## Task directions
Below are the records. Count the lines containing the string "carry", and reply with the number alone.

## Data in this exercise
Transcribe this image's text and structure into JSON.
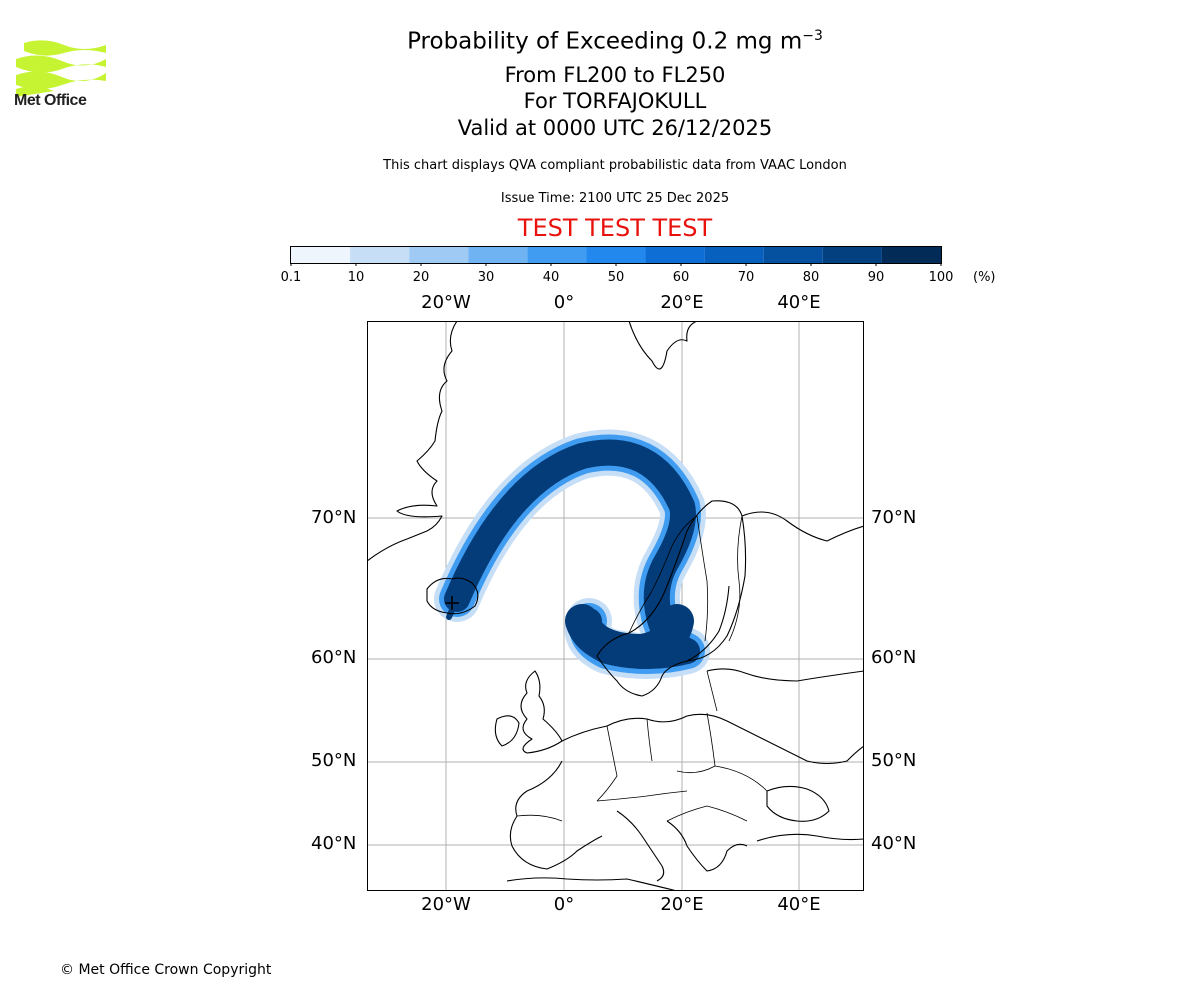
{
  "header": {
    "title_prefix": "Probability of Exceeding 0.2 mg m",
    "title_exponent": "−3",
    "level_range": "From FL200 to FL250",
    "volcano": "For TORFAJOKULL",
    "valid_time": "Valid at 0000 UTC 26/12/2025",
    "description": "This chart displays QVA compliant probabilistic data from VAAC London",
    "issue_time": "Issue Time: 2100 UTC 25 Dec 2025",
    "test_banner": "TEST TEST TEST"
  },
  "logo": {
    "text": "Met Office",
    "color": "#c6f432"
  },
  "colorbar": {
    "ticks": [
      "0.1",
      "10",
      "20",
      "30",
      "40",
      "50",
      "60",
      "70",
      "80",
      "90",
      "100"
    ],
    "unit": "(%)",
    "colors": [
      "#eef5fd",
      "#c6def6",
      "#9fcaf4",
      "#6fb3f2",
      "#3f9cf0",
      "#2288ee",
      "#0e6ed6",
      "#075fbe",
      "#05509f",
      "#034080",
      "#022b57"
    ]
  },
  "map": {
    "lon_labels": [
      "20°W",
      "0°",
      "20°E",
      "40°E"
    ],
    "lat_labels": [
      "70°N",
      "60°N",
      "50°N",
      "40°N"
    ],
    "source_marker": "volcano-cross",
    "plume_color": "#033c79"
  },
  "footer": {
    "copyright": "© Met Office Crown Copyright"
  }
}
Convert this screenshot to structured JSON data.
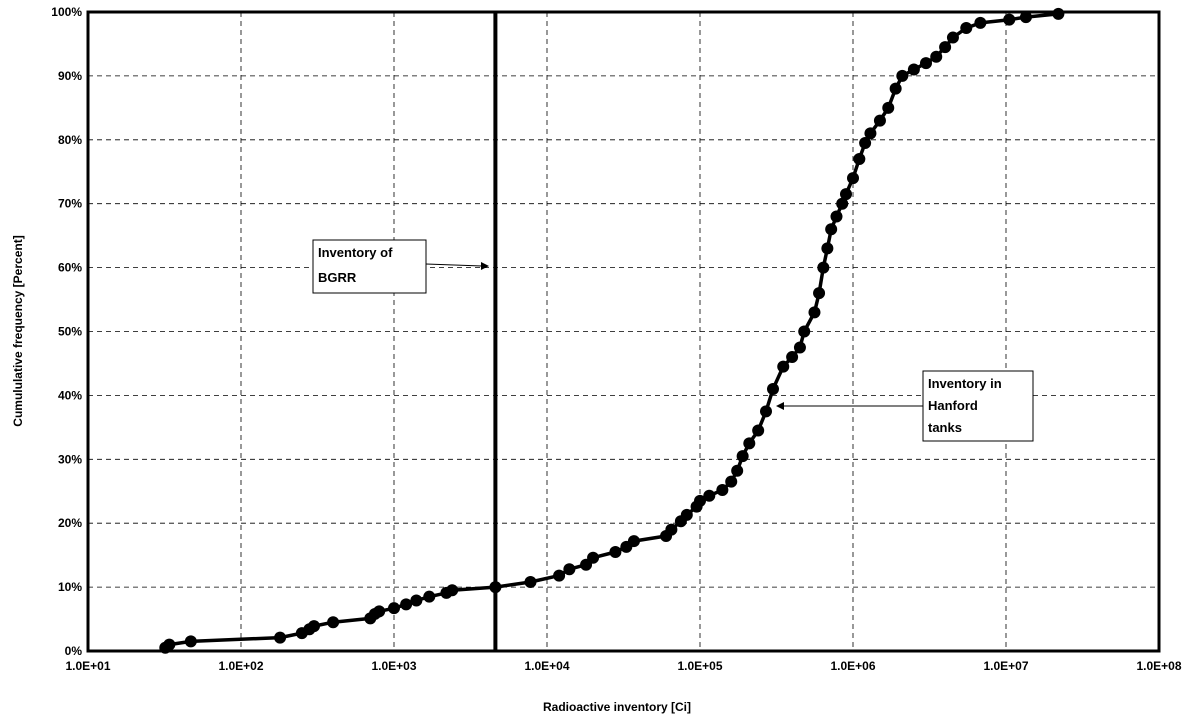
{
  "chart_data": {
    "type": "line",
    "xlabel": "Radioactive inventory [Ci]",
    "ylabel": "Cumululative frequency [Percent]",
    "x_scale": "log",
    "xlim": [
      10,
      100000000
    ],
    "ylim": [
      0,
      100
    ],
    "x_ticks": [
      "1.0E+01",
      "1.0E+02",
      "1.0E+03",
      "1.0E+04",
      "1.0E+05",
      "1.0E+06",
      "1.0E+07",
      "1.0E+08"
    ],
    "y_ticks": [
      "0%",
      "10%",
      "20%",
      "30%",
      "40%",
      "50%",
      "60%",
      "70%",
      "80%",
      "90%",
      "100%"
    ],
    "grid": true,
    "legend": "none",
    "series": [
      {
        "markers": true,
        "color": "#000000",
        "x": [
          32,
          34,
          47,
          180,
          250,
          280,
          300,
          400,
          700,
          750,
          800,
          1000,
          1200,
          1400,
          1700,
          2200,
          2400,
          4600,
          7800,
          12000,
          14000,
          18000,
          20000,
          28000,
          33000,
          37000,
          60000,
          65000,
          75000,
          82000,
          95000,
          100000,
          115000,
          140000,
          160000,
          175000,
          190000,
          210000,
          240000,
          270000,
          300000,
          350000,
          400000,
          450000,
          480000,
          560000,
          600000,
          640000,
          680000,
          720000,
          780000,
          850000,
          900000,
          1000000,
          1100000,
          1200000,
          1300000,
          1500000,
          1700000,
          1900000,
          2100000,
          2500000,
          3000000,
          3500000,
          4000000,
          4500000,
          5500000,
          6800000,
          10500000,
          13500000,
          22000000
        ],
        "y": [
          0.5,
          1.0,
          1.5,
          2.1,
          2.8,
          3.4,
          3.9,
          4.5,
          5.1,
          5.8,
          6.2,
          6.7,
          7.3,
          7.9,
          8.5,
          9.1,
          9.5,
          10.0,
          10.8,
          11.8,
          12.8,
          13.5,
          14.6,
          15.5,
          16.3,
          17.2,
          18.0,
          19.0,
          20.3,
          21.3,
          22.6,
          23.5,
          24.3,
          25.2,
          26.5,
          28.2,
          30.5,
          32.5,
          34.5,
          37.5,
          41.0,
          44.5,
          46.0,
          47.5,
          50.0,
          53.0,
          56.0,
          60.0,
          63.0,
          66.0,
          68.0,
          70.0,
          71.5,
          74.0,
          77.0,
          79.5,
          81.0,
          83.0,
          85.0,
          88.0,
          90.0,
          91.0,
          92.0,
          93.0,
          94.5,
          96.0,
          97.5,
          98.3,
          98.8,
          99.2,
          99.7
        ]
      }
    ],
    "reference_line": {
      "x": 4600
    },
    "annotations": [
      {
        "text_lines": [
          "Inventory of",
          "BGRR"
        ]
      },
      {
        "text_lines": [
          "Inventory in",
          "Hanford",
          "tanks"
        ]
      }
    ]
  }
}
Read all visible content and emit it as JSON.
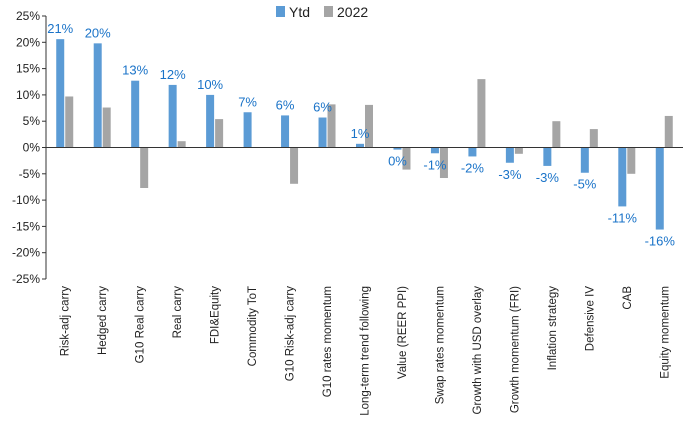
{
  "chart_data": {
    "type": "bar",
    "categories": [
      "Risk-adj carry",
      "Hedged carry",
      "G10 Real carry",
      "Real carry",
      "FDI&Equity",
      "Commodity ToT",
      "G10 Risk-adj carry",
      "G10 rates momentum",
      "Long-term trend following",
      "Value (REER PPI)",
      "Swap rates momentum",
      "Growth with USD overlay",
      "Growth momentum (FRI)",
      "Inflation strategy",
      "Defensive IV",
      "CAB",
      "Equity momentum"
    ],
    "series": [
      {
        "name": "Ytd",
        "color": "#5b9bd5",
        "values": [
          21,
          20,
          13,
          12,
          10,
          7,
          6,
          6,
          1,
          0,
          -1,
          -2,
          -3,
          -3,
          -5,
          -11,
          -16
        ],
        "labels": [
          "21%",
          "20%",
          "13%",
          "12%",
          "10%",
          "7%",
          "6%",
          "6%",
          "1%",
          "0%",
          "-1%",
          "-2%",
          "-3%",
          "-3%",
          "-5%",
          "-11%",
          "-16%"
        ],
        "plot_values": [
          20.6,
          19.8,
          12.7,
          11.9,
          10.0,
          6.7,
          6.1,
          5.7,
          0.7,
          -0.4,
          -1.1,
          -1.7,
          -2.9,
          -3.5,
          -4.8,
          -11.2,
          -15.6
        ]
      },
      {
        "name": "2022",
        "color": "#a5a5a5",
        "values": [
          9.7,
          7.6,
          -7.7,
          1.2,
          5.4,
          0,
          -6.9,
          8.2,
          8.1,
          -4.2,
          -5.8,
          13.0,
          -1.2,
          5.0,
          3.5,
          -5.0,
          6.0
        ]
      }
    ],
    "ylim": [
      -25,
      25
    ],
    "yticks": [
      -25,
      -20,
      -15,
      -10,
      -5,
      0,
      5,
      10,
      15,
      20,
      25
    ],
    "ytick_labels": [
      "-25%",
      "-20%",
      "-15%",
      "-10%",
      "-5%",
      "0%",
      "5%",
      "10%",
      "15%",
      "20%",
      "25%"
    ],
    "legend": {
      "position": "top-center",
      "items": [
        "Ytd",
        "2022"
      ]
    },
    "grid": false,
    "title": "",
    "xlabel": "",
    "ylabel": ""
  }
}
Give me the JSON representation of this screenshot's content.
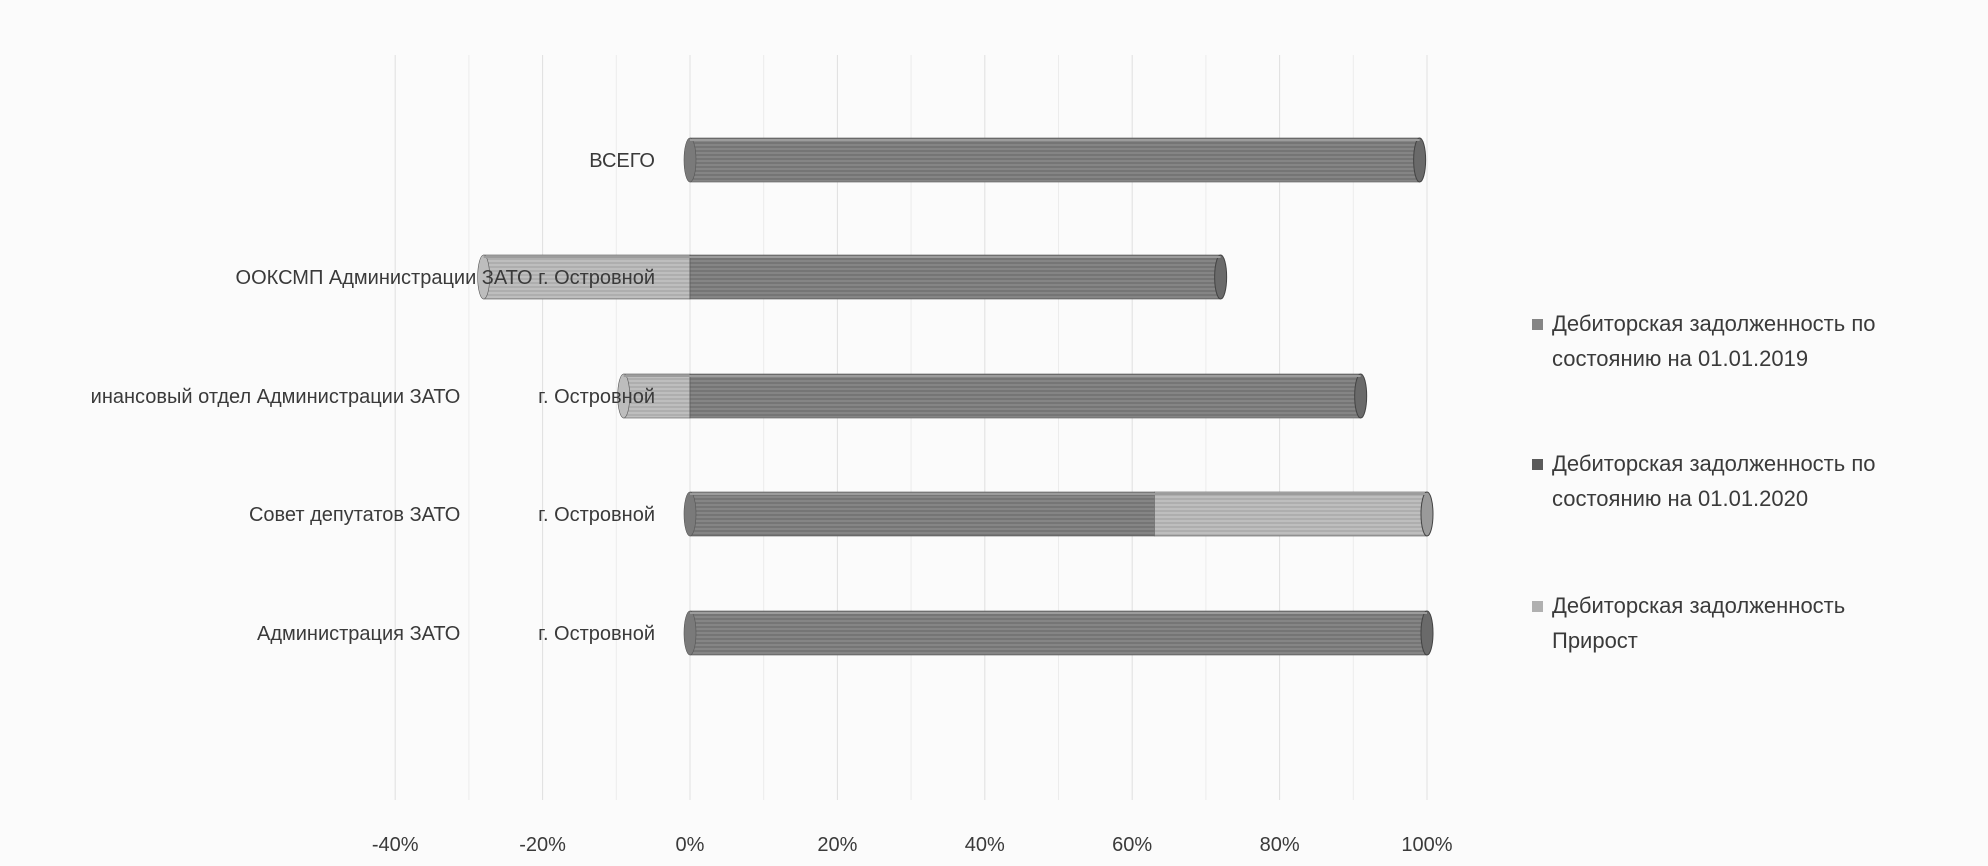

## Solution to the problem
5